[Start of Attachment]

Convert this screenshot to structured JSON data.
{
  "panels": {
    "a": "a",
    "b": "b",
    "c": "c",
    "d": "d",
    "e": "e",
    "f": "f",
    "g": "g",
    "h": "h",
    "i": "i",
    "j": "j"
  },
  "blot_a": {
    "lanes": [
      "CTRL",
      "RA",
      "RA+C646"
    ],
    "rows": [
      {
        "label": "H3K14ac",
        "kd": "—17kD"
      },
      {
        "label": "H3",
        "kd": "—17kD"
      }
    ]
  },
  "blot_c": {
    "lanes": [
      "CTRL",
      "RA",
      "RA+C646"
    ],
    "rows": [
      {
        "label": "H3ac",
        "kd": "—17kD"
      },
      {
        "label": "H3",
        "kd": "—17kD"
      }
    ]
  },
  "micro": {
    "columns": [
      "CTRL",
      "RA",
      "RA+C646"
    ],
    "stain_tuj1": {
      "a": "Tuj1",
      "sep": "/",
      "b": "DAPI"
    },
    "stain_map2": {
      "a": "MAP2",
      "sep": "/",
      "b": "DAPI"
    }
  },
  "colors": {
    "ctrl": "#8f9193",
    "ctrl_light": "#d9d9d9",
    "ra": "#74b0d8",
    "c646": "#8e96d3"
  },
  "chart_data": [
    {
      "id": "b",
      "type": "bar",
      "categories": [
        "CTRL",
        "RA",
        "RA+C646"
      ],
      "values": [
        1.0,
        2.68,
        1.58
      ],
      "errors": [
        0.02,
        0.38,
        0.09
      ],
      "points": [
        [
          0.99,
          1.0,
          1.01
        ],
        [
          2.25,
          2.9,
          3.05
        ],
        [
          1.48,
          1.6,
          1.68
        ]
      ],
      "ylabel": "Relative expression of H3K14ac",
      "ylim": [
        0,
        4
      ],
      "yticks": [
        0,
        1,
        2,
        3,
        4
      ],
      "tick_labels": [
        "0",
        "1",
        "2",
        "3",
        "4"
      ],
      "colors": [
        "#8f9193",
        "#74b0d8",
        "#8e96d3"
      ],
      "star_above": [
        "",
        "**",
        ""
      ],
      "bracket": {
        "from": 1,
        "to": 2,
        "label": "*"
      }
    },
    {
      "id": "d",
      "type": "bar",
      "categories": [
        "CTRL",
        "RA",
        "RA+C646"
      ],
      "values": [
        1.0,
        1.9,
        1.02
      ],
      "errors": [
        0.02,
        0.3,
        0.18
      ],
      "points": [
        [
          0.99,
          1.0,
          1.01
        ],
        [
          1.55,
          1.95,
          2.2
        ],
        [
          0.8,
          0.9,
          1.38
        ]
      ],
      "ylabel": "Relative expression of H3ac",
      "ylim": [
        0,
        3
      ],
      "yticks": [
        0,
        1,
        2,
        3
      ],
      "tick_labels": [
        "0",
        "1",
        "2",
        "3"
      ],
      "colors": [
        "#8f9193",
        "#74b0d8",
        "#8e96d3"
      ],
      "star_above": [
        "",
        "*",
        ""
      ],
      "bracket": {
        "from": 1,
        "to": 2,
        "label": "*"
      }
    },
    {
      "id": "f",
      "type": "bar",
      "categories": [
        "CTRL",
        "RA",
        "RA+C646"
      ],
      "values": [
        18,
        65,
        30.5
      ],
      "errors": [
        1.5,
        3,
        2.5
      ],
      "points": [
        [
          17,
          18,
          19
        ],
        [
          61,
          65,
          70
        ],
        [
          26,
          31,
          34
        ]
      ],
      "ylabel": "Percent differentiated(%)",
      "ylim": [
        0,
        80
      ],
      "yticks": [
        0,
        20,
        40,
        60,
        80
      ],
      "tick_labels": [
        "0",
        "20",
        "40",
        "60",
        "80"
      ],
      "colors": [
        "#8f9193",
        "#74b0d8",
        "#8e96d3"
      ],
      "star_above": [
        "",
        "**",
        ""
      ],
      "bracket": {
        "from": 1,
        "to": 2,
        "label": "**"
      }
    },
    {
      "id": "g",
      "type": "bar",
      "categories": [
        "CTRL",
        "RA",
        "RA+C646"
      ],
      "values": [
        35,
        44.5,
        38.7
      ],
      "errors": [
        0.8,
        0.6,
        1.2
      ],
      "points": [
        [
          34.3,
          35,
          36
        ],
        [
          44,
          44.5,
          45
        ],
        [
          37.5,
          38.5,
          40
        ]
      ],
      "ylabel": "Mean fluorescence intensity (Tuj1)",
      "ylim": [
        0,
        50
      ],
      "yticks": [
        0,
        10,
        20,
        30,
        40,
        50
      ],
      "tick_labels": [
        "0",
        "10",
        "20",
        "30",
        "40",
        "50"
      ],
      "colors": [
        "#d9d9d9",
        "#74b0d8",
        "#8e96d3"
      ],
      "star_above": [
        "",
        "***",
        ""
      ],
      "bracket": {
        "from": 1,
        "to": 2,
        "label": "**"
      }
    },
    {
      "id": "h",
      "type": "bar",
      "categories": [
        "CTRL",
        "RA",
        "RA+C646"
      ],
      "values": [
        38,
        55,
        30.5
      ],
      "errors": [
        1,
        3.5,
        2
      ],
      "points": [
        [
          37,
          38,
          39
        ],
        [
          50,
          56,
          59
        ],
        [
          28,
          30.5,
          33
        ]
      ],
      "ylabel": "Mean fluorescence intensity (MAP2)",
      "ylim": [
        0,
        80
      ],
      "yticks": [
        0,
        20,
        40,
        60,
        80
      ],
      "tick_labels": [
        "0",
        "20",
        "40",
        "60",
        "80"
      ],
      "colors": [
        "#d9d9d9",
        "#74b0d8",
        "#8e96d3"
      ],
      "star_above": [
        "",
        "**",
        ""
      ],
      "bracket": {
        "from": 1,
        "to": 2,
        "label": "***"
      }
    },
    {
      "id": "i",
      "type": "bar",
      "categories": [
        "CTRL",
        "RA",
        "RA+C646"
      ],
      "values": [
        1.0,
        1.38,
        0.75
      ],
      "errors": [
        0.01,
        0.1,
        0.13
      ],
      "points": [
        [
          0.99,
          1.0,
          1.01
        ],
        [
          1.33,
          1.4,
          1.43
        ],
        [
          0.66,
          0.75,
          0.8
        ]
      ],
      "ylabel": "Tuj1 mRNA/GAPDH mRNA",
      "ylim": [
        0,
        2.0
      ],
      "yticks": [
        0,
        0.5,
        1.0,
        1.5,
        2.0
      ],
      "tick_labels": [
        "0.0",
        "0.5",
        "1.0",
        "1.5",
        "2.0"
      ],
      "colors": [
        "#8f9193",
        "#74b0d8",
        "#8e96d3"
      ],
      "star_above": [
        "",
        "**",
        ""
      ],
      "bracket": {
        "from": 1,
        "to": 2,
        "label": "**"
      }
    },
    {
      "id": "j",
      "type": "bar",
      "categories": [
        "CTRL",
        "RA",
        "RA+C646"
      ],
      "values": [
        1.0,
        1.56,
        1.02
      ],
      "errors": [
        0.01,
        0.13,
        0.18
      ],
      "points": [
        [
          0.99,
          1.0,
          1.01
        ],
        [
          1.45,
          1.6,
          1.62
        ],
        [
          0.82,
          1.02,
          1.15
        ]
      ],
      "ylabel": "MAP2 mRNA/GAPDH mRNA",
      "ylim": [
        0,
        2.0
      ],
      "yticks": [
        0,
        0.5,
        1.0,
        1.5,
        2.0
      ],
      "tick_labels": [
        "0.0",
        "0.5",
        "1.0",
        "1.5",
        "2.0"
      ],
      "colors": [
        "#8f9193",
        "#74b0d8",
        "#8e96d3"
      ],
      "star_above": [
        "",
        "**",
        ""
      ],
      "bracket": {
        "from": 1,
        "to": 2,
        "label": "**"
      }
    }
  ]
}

[End of Attachment]

Your goal: Your task is to return the full listing exactly as it was given.

Solution:
Convert this screenshot to structured JSON data.
{
  "panels": {
    "a": "a",
    "b": "b",
    "c": "c",
    "d": "d",
    "e": "e",
    "f": "f",
    "g": "g",
    "h": "h",
    "i": "i",
    "j": "j"
  },
  "blot_a": {
    "lanes": [
      "CTRL",
      "RA",
      "RA+C646"
    ],
    "rows": [
      {
        "label": "H3K14ac",
        "kd": "—17kD"
      },
      {
        "label": "H3",
        "kd": "—17kD"
      }
    ]
  },
  "blot_c": {
    "lanes": [
      "CTRL",
      "RA",
      "RA+C646"
    ],
    "rows": [
      {
        "label": "H3ac",
        "kd": "—17kD"
      },
      {
        "label": "H3",
        "kd": "—17kD"
      }
    ]
  },
  "micro": {
    "columns": [
      "CTRL",
      "RA",
      "RA+C646"
    ],
    "stain_tuj1": {
      "a": "Tuj1",
      "sep": "/",
      "b": "DAPI"
    },
    "stain_map2": {
      "a": "MAP2",
      "sep": "/",
      "b": "DAPI"
    }
  },
  "colors": {
    "ctrl": "#8f9193",
    "ctrl_light": "#d9d9d9",
    "ra": "#74b0d8",
    "c646": "#8e96d3"
  },
  "chart_data": [
    {
      "id": "b",
      "type": "bar",
      "categories": [
        "CTRL",
        "RA",
        "RA+C646"
      ],
      "values": [
        1.0,
        2.68,
        1.58
      ],
      "errors": [
        0.02,
        0.38,
        0.09
      ],
      "points": [
        [
          0.99,
          1.0,
          1.01
        ],
        [
          2.25,
          2.9,
          3.05
        ],
        [
          1.48,
          1.6,
          1.68
        ]
      ],
      "ylabel": "Relative expression of H3K14ac",
      "ylim": [
        0,
        4
      ],
      "yticks": [
        0,
        1,
        2,
        3,
        4
      ],
      "tick_labels": [
        "0",
        "1",
        "2",
        "3",
        "4"
      ],
      "colors": [
        "#8f9193",
        "#74b0d8",
        "#8e96d3"
      ],
      "star_above": [
        "",
        "**",
        ""
      ],
      "bracket": {
        "from": 1,
        "to": 2,
        "label": "*"
      }
    },
    {
      "id": "d",
      "type": "bar",
      "categories": [
        "CTRL",
        "RA",
        "RA+C646"
      ],
      "values": [
        1.0,
        1.9,
        1.02
      ],
      "errors": [
        0.02,
        0.3,
        0.18
      ],
      "points": [
        [
          0.99,
          1.0,
          1.01
        ],
        [
          1.55,
          1.95,
          2.2
        ],
        [
          0.8,
          0.9,
          1.38
        ]
      ],
      "ylabel": "Relative expression of H3ac",
      "ylim": [
        0,
        3
      ],
      "yticks": [
        0,
        1,
        2,
        3
      ],
      "tick_labels": [
        "0",
        "1",
        "2",
        "3"
      ],
      "colors": [
        "#8f9193",
        "#74b0d8",
        "#8e96d3"
      ],
      "star_above": [
        "",
        "*",
        ""
      ],
      "bracket": {
        "from": 1,
        "to": 2,
        "label": "*"
      }
    },
    {
      "id": "f",
      "type": "bar",
      "categories": [
        "CTRL",
        "RA",
        "RA+C646"
      ],
      "values": [
        18,
        65,
        30.5
      ],
      "errors": [
        1.5,
        3,
        2.5
      ],
      "points": [
        [
          17,
          18,
          19
        ],
        [
          61,
          65,
          70
        ],
        [
          26,
          31,
          34
        ]
      ],
      "ylabel": "Percent differentiated(%)",
      "ylim": [
        0,
        80
      ],
      "yticks": [
        0,
        20,
        40,
        60,
        80
      ],
      "tick_labels": [
        "0",
        "20",
        "40",
        "60",
        "80"
      ],
      "colors": [
        "#8f9193",
        "#74b0d8",
        "#8e96d3"
      ],
      "star_above": [
        "",
        "**",
        ""
      ],
      "bracket": {
        "from": 1,
        "to": 2,
        "label": "**"
      }
    },
    {
      "id": "g",
      "type": "bar",
      "categories": [
        "CTRL",
        "RA",
        "RA+C646"
      ],
      "values": [
        35,
        44.5,
        38.7
      ],
      "errors": [
        0.8,
        0.6,
        1.2
      ],
      "points": [
        [
          34.3,
          35,
          36
        ],
        [
          44,
          44.5,
          45
        ],
        [
          37.5,
          38.5,
          40
        ]
      ],
      "ylabel": "Mean fluorescence intensity (Tuj1)",
      "ylim": [
        0,
        50
      ],
      "yticks": [
        0,
        10,
        20,
        30,
        40,
        50
      ],
      "tick_labels": [
        "0",
        "10",
        "20",
        "30",
        "40",
        "50"
      ],
      "colors": [
        "#d9d9d9",
        "#74b0d8",
        "#8e96d3"
      ],
      "star_above": [
        "",
        "***",
        ""
      ],
      "bracket": {
        "from": 1,
        "to": 2,
        "label": "**"
      }
    },
    {
      "id": "h",
      "type": "bar",
      "categories": [
        "CTRL",
        "RA",
        "RA+C646"
      ],
      "values": [
        38,
        55,
        30.5
      ],
      "errors": [
        1,
        3.5,
        2
      ],
      "points": [
        [
          37,
          38,
          39
        ],
        [
          50,
          56,
          59
        ],
        [
          28,
          30.5,
          33
        ]
      ],
      "ylabel": "Mean fluorescence intensity (MAP2)",
      "ylim": [
        0,
        80
      ],
      "yticks": [
        0,
        20,
        40,
        60,
        80
      ],
      "tick_labels": [
        "0",
        "20",
        "40",
        "60",
        "80"
      ],
      "colors": [
        "#d9d9d9",
        "#74b0d8",
        "#8e96d3"
      ],
      "star_above": [
        "",
        "**",
        ""
      ],
      "bracket": {
        "from": 1,
        "to": 2,
        "label": "***"
      }
    },
    {
      "id": "i",
      "type": "bar",
      "categories": [
        "CTRL",
        "RA",
        "RA+C646"
      ],
      "values": [
        1.0,
        1.38,
        0.75
      ],
      "errors": [
        0.01,
        0.1,
        0.13
      ],
      "points": [
        [
          0.99,
          1.0,
          1.01
        ],
        [
          1.33,
          1.4,
          1.43
        ],
        [
          0.66,
          0.75,
          0.8
        ]
      ],
      "ylabel": "Tuj1 mRNA/GAPDH mRNA",
      "ylim": [
        0,
        2.0
      ],
      "yticks": [
        0,
        0.5,
        1.0,
        1.5,
        2.0
      ],
      "tick_labels": [
        "0.0",
        "0.5",
        "1.0",
        "1.5",
        "2.0"
      ],
      "colors": [
        "#8f9193",
        "#74b0d8",
        "#8e96d3"
      ],
      "star_above": [
        "",
        "**",
        ""
      ],
      "bracket": {
        "from": 1,
        "to": 2,
        "label": "**"
      }
    },
    {
      "id": "j",
      "type": "bar",
      "categories": [
        "CTRL",
        "RA",
        "RA+C646"
      ],
      "values": [
        1.0,
        1.56,
        1.02
      ],
      "errors": [
        0.01,
        0.13,
        0.18
      ],
      "points": [
        [
          0.99,
          1.0,
          1.01
        ],
        [
          1.45,
          1.6,
          1.62
        ],
        [
          0.82,
          1.02,
          1.15
        ]
      ],
      "ylabel": "MAP2 mRNA/GAPDH mRNA",
      "ylim": [
        0,
        2.0
      ],
      "yticks": [
        0,
        0.5,
        1.0,
        1.5,
        2.0
      ],
      "tick_labels": [
        "0.0",
        "0.5",
        "1.0",
        "1.5",
        "2.0"
      ],
      "colors": [
        "#8f9193",
        "#74b0d8",
        "#8e96d3"
      ],
      "star_above": [
        "",
        "**",
        ""
      ],
      "bracket": {
        "from": 1,
        "to": 2,
        "label": "**"
      }
    }
  ]
}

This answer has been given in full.